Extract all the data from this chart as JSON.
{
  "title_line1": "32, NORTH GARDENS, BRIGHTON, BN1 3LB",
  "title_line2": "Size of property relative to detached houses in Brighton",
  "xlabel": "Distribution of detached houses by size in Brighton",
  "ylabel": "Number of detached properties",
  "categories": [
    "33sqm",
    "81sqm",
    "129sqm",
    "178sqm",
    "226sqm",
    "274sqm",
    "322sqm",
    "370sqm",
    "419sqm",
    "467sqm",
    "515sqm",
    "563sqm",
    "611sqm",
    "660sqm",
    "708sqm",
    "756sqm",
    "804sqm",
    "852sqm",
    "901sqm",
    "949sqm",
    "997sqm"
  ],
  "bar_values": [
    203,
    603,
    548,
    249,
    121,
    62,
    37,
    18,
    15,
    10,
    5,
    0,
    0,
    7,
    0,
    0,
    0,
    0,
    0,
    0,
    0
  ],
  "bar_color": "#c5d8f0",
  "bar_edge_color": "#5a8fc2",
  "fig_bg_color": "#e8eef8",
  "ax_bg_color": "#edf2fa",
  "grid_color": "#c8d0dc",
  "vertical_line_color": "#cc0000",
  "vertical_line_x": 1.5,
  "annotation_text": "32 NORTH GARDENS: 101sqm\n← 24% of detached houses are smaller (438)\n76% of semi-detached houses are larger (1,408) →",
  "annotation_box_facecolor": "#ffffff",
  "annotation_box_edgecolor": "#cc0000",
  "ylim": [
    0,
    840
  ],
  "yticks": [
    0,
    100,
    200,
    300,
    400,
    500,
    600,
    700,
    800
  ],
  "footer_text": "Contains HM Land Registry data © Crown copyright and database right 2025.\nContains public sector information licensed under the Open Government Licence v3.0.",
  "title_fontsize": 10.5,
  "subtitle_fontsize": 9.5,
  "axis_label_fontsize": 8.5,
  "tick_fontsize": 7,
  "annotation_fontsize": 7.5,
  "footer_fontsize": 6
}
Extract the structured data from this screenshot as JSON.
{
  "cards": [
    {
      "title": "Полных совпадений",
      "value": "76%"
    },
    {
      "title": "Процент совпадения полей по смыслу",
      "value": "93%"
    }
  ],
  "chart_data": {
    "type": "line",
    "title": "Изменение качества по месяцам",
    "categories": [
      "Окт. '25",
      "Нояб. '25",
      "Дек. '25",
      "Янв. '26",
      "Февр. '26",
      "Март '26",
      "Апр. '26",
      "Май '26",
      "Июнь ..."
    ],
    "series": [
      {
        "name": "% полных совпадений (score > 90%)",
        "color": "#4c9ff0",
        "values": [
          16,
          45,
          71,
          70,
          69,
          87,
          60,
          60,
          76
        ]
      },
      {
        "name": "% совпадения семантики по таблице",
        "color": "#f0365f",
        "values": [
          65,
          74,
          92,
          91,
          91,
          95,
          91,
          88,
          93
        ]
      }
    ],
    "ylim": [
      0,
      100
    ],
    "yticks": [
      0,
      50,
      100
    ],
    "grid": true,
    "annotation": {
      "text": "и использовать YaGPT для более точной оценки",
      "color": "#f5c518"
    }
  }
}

### Stated goal
Output all of the material exactly as written.

### Output of the exercise
Extract all the data from this chart as JSON.
{
  "title_line1": "32, NORTH GARDENS, BRIGHTON, BN1 3LB",
  "title_line2": "Size of property relative to detached houses in Brighton",
  "xlabel": "Distribution of detached houses by size in Brighton",
  "ylabel": "Number of detached properties",
  "categories": [
    "33sqm",
    "81sqm",
    "129sqm",
    "178sqm",
    "226sqm",
    "274sqm",
    "322sqm",
    "370sqm",
    "419sqm",
    "467sqm",
    "515sqm",
    "563sqm",
    "611sqm",
    "660sqm",
    "708sqm",
    "756sqm",
    "804sqm",
    "852sqm",
    "901sqm",
    "949sqm",
    "997sqm"
  ],
  "bar_values": [
    203,
    603,
    548,
    249,
    121,
    62,
    37,
    18,
    15,
    10,
    5,
    0,
    0,
    7,
    0,
    0,
    0,
    0,
    0,
    0,
    0
  ],
  "bar_color": "#c5d8f0",
  "bar_edge_color": "#5a8fc2",
  "fig_bg_color": "#e8eef8",
  "ax_bg_color": "#edf2fa",
  "grid_color": "#c8d0dc",
  "vertical_line_color": "#cc0000",
  "vertical_line_x": 1.5,
  "annotation_text": "32 NORTH GARDENS: 101sqm\n← 24% of detached houses are smaller (438)\n76% of semi-detached houses are larger (1,408) →",
  "annotation_box_facecolor": "#ffffff",
  "annotation_box_edgecolor": "#cc0000",
  "ylim": [
    0,
    840
  ],
  "yticks": [
    0,
    100,
    200,
    300,
    400,
    500,
    600,
    700,
    800
  ],
  "footer_text": "Contains HM Land Registry data © Crown copyright and database right 2025.\nContains public sector information licensed under the Open Government Licence v3.0.",
  "title_fontsize": 10.5,
  "subtitle_fontsize": 9.5,
  "axis_label_fontsize": 8.5,
  "tick_fontsize": 7,
  "annotation_fontsize": 7.5,
  "footer_fontsize": 6
}
Extract the structured data from this screenshot as JSON.
{
  "cards": [
    {
      "title": "Полных совпадений",
      "value": "76%"
    },
    {
      "title": "Процент совпадения полей по смыслу",
      "value": "93%"
    }
  ],
  "chart_data": {
    "type": "line",
    "title": "Изменение качества по месяцам",
    "categories": [
      "Окт. '25",
      "Нояб. '25",
      "Дек. '25",
      "Янв. '26",
      "Февр. '26",
      "Март '26",
      "Апр. '26",
      "Май '26",
      "Июнь ..."
    ],
    "series": [
      {
        "name": "% полных совпадений (score > 90%)",
        "color": "#4c9ff0",
        "values": [
          16,
          45,
          71,
          70,
          69,
          87,
          60,
          60,
          76
        ]
      },
      {
        "name": "% совпадения семантики по таблице",
        "color": "#f0365f",
        "values": [
          65,
          74,
          92,
          91,
          91,
          95,
          91,
          88,
          93
        ]
      }
    ],
    "ylim": [
      0,
      100
    ],
    "yticks": [
      0,
      50,
      100
    ],
    "grid": true,
    "annotation": {
      "text": "и использовать YaGPT для более точной оценки",
      "color": "#f5c518"
    }
  }
}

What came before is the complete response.